_Problem set:_
1 – According to the "Skepticism as a Virtue" post, what quality did Mr. Whitson help develop in Dr Leong Hon Wai?
2 – Print the part of the "Skepticism as a Virtue" post that begins at the words "Skepticism as a" and stops after the words "skepticism of authority.".
3 – Carry on the "Skepticism as a Virtue" post from where it stops.

=== Text excerpt ===

Skepticism as a Virtue
Angela Maiers, who provides the world with more links than just about anyone except for Larry Ferlazzo or Richard Byrne--although it's close--sent a link out to an article from the Asian version of Reader's Digest, circa 1991. The article, titled "The Best Teacher I Ever Had,"written by Dr Leong Hon Wai is a quick read about the quality that his teacher in question, Mr. Whitson, helped develop in him. That quality? A healthy skepticism of authority.
Time Magazine came out this week with another one in their series "The Future of (insert monolithic enterprise of modern life)," this week. This cycle's topic was the future of work, and they gave 11 ways in which work will profoundly change in the near future. The 11 are here, but I'd like to draw attention to only two: "High Tech, High Touch, High Growth," and "The Last Days of Cubicle Life."

=== Supplied data ===

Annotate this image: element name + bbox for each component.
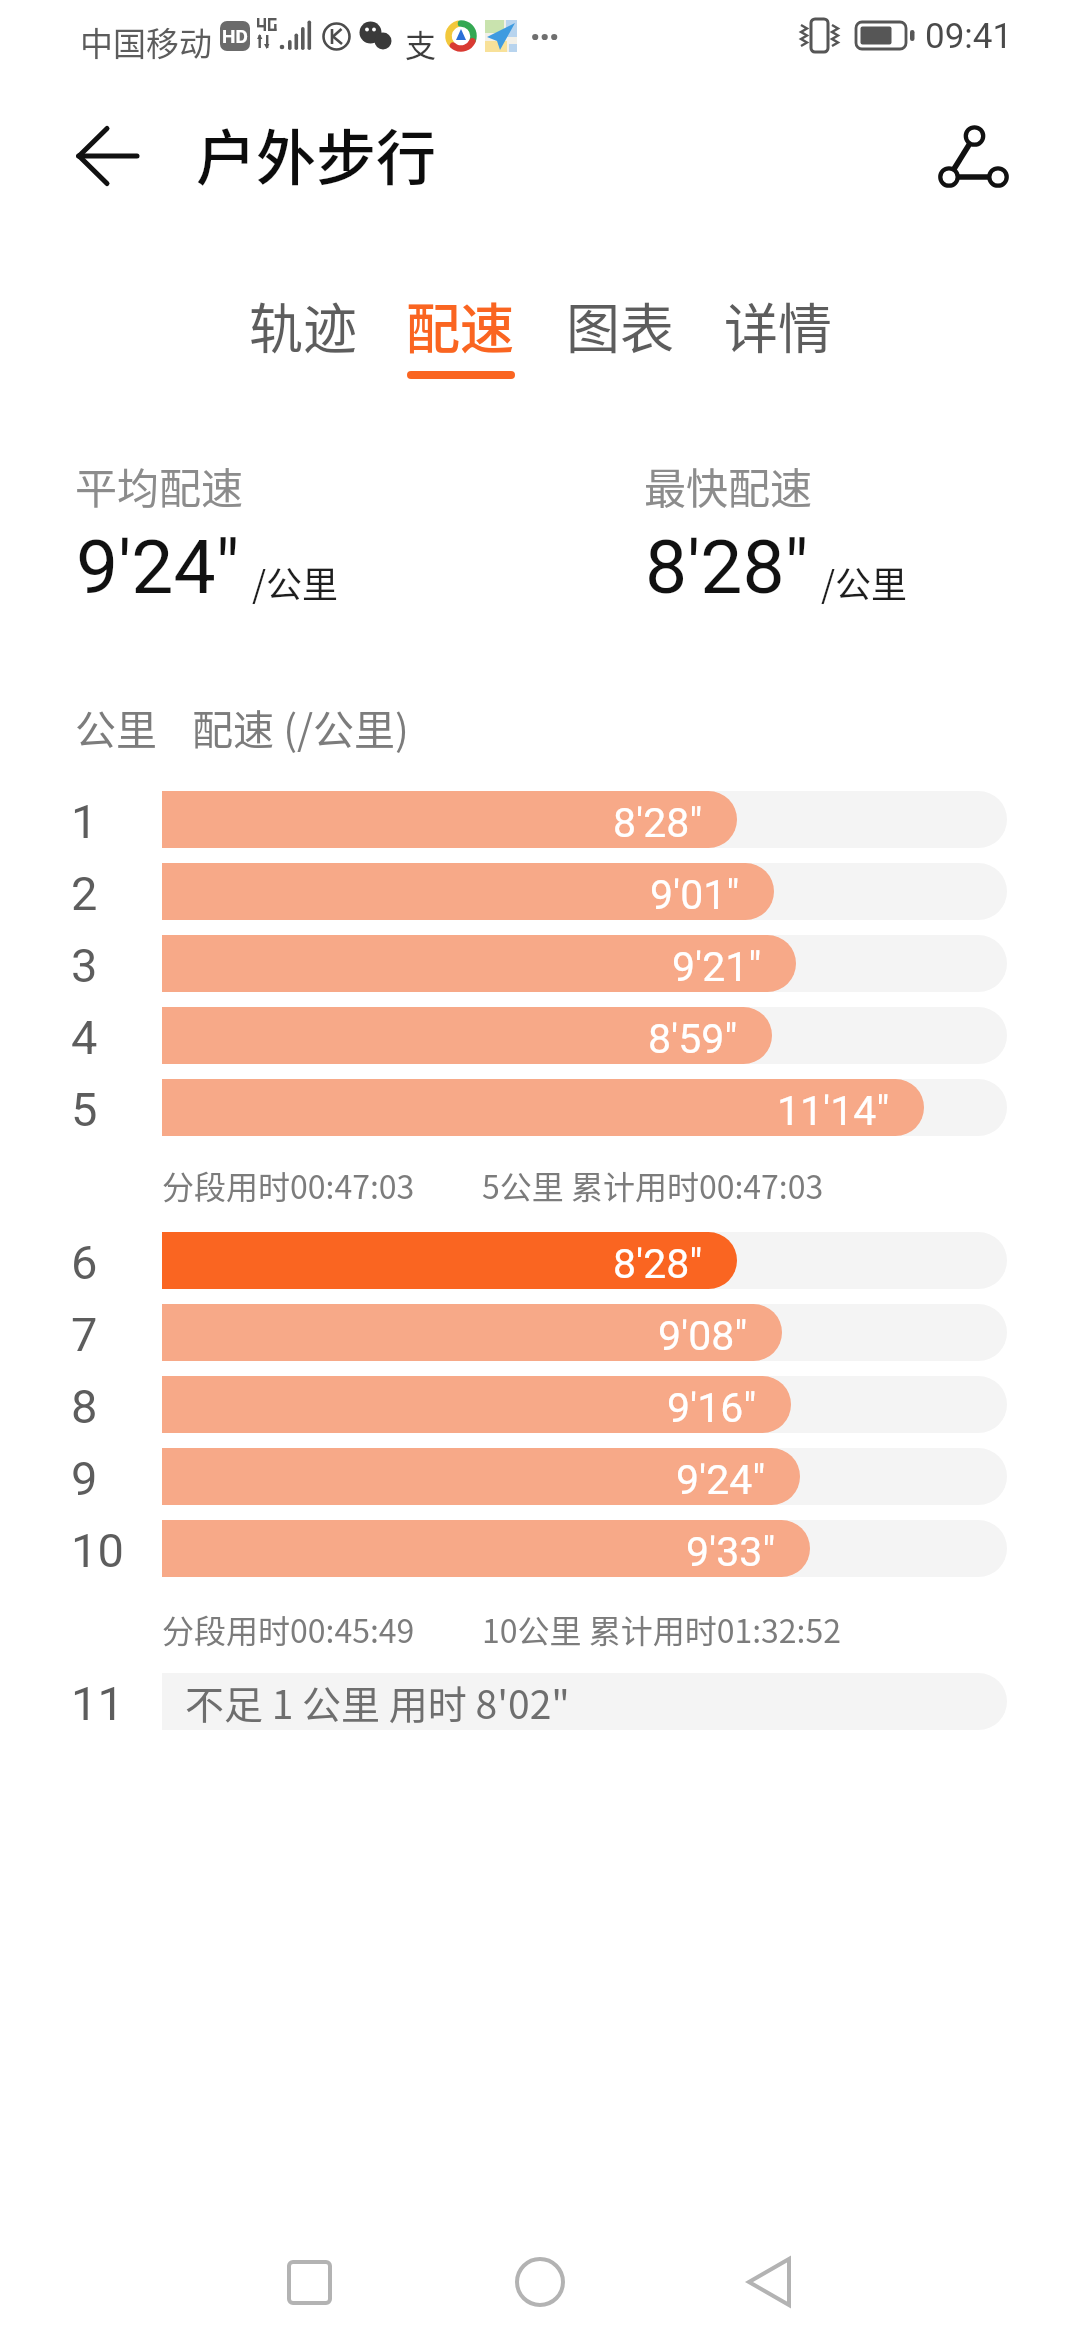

===

_Answers to the exercise:_
1 – A healthy skepticism of authority.

2 –
Skepticism as a Virtue
Angela Maiers, who provides the world with more links than just about anyone except for Larry Ferlazzo or Richard Byrne--although it's close--sent a link out to an article from the Asian version of Reader's Digest, circa 1991. The article, titled "The Best Teacher I Ever Had,"written by Dr Leong Hon Wai is a quick read about the quality that his teacher in question, Mr. Whitson, helped develop in him. That quality? A healthy skepticism of authority.

3 –
Mr. Whitson had asked Dr. Leong and his classmates to have "the courage to look people in the eye and tell them they are wrong. He also showed us that you can have fun doing it." A valuable life lesson, undoubtedly, especially considering the amount of information we are confronted with on a daily basis. The ideals touted by Mr. Whitson are more relevant today than they ever have been before, but something has changed about them ever so slightly. Our conversations are happening on multiple levels, in real and virtual spaces, and in ways that weren't possible when Dr. Leong sat in that sixth grade classroom. One of the comments I received on my last post here, and which I also received here, pointed to my position as an inherently false one. That's a skill there, it's part Mr. Whitson, and part not. The ways in which we call someone out online have to adhere to a set of principles that were not developed in Mr. Whitson's era, because the response to the calling out is so much swifter. We need to be teach our children how to communicate in environments where there language can be interpreted as is intended.
An interesting quote from the "High Tech, High Touch, High Growth," piece in Time:
"There are definitely downsides to it being harder to get a job," says Alex Lavoie, a 21-year-old junior from Avon, Conn. "But it's forced people to look harder at what they really want to do instead of following a standardized path."
The student quoted here could very well have been a student of Mr. Whitson. Listen to his analysis of the situation. It's rife with a healthy skepticism (and a whole lot of youthful idealism) about what's in front of him. Granted, Alex is a Harvard junior, and not the type to survey a barren job landscape and get gloomy, but the idea here is that we need to be cultivating those type skills in our students that will allow them to look at traditional solutions or career paths and imagine them anew for themselves.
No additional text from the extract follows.